Copy nothing but the text: reproduce each line of the listing exactly and leave the pictures out.

==== Exercise material

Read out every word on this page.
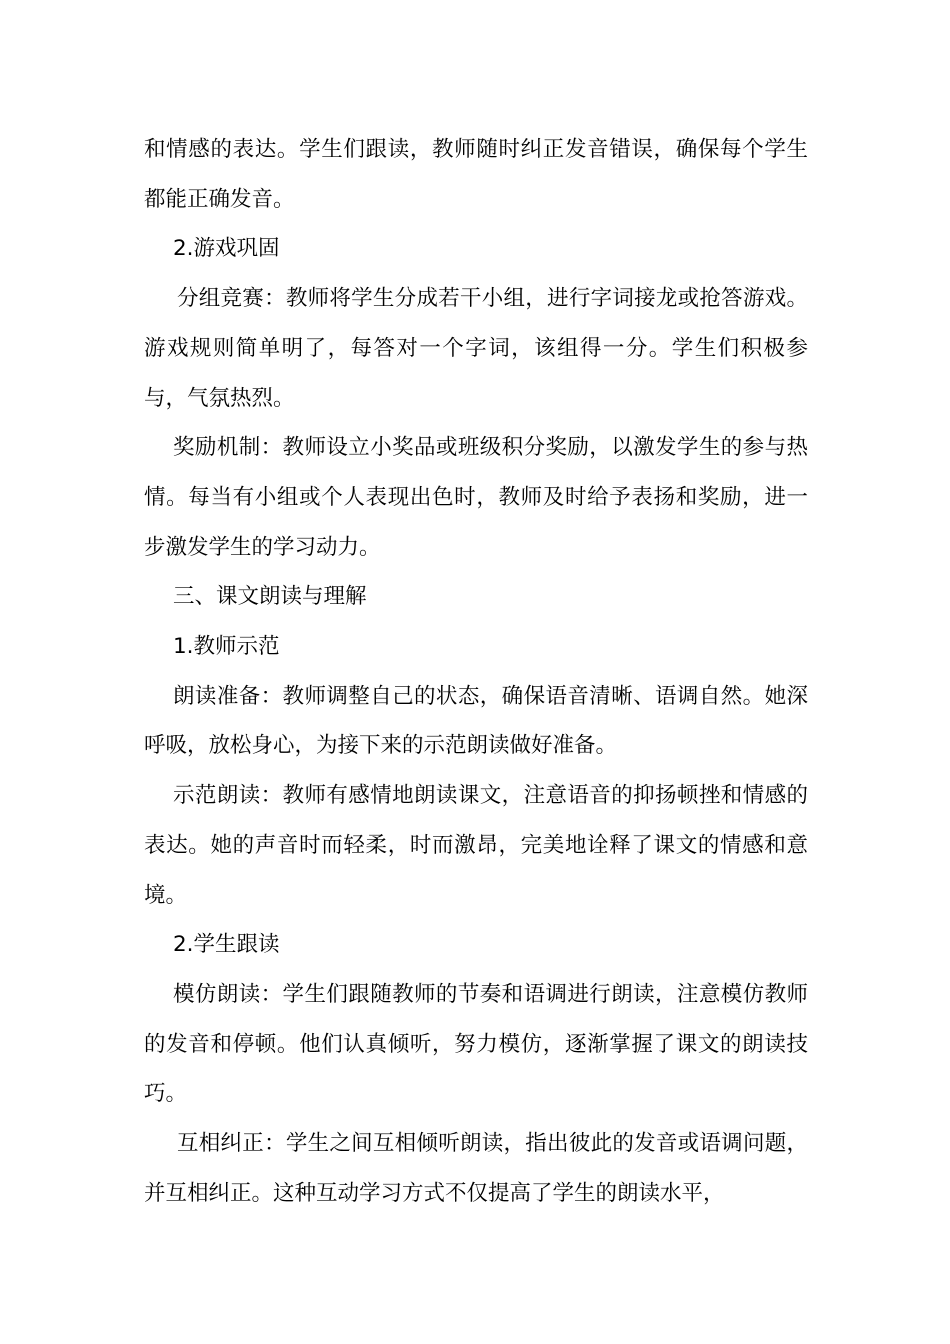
和情感的表达。学生们跟读，教师随时纠正发音错误，确保每个学生都能正确发音。

2.游戏巩固

分组竞赛：教师将学生分成若干小组，进行字词接龙或抢答游戏。游戏规则简单明了，每答对一个字词，该组得一分。学生们积极参与，气氛热烈。

奖励机制：教师设立小奖品或班级积分奖励，以激发学生的参与热情。每当有小组或个人表现出色时，教师及时给予表扬和奖励，进一步激发学生的学习动力。

三、课文朗读与理解

1.教师示范

朗读准备：教师调整自己的状态，确保语音清晰、语调自然。她深呼吸，放松身心，为接下来的示范朗读做好准备。

示范朗读：教师有感情地朗读课文，注意语音的抑扬顿挫和情感的表达。她的声音时而轻柔，时而激昂，完美地诠释了课文的情感和意境。

2.学生跟读

模仿朗读：学生们跟随教师的节奏和语调进行朗读，注意模仿教师的发音和停顿。他们认真倾听，努力模仿，逐渐掌握了课文的朗读技巧。

互相纠正：学生之间互相倾听朗读，指出彼此的发音或语调问题，并互相纠正。这种互动学习方式不仅提高了学生的朗读水平，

========

• _Completed task_
Read out every word on this page.
和情感的表达。学生们跟读，教师随时纠正发音错误，确保每个学生都能正确发音。

2.游戏巩固

分组竞赛：教师将学生分成若干小组，进行字词接龙或抢答游戏。游戏规则简单明了，每答对一个字词，该组得一分。学生们积极参与，气氛热烈。

奖励机制：教师设立小奖品或班级积分奖励，以激发学生的参与热情。每当有小组或个人表现出色时，教师及时给予表扬和奖励，进一步激发学生的学习动力。

三、课文朗读与理解

1.教师示范

朗读准备：教师调整自己的状态，确保语音清晰、语调自然。她深呼吸，放松身心，为接下来的示范朗读做好准备。

示范朗读：教师有感情地朗读课文，注意语音的抑扬顿挫和情感的表达。她的声音时而轻柔，时而激昂，完美地诠释了课文的情感和意境。

2.学生跟读

模仿朗读：学生们跟随教师的节奏和语调进行朗读，注意模仿教师的发音和停顿。他们认真倾听，努力模仿，逐渐掌握了课文的朗读技巧。

互相纠正：学生之间互相倾听朗读，指出彼此的发音或语调问题，并互相纠正。这种互动学习方式不仅提高了学生的朗读水平，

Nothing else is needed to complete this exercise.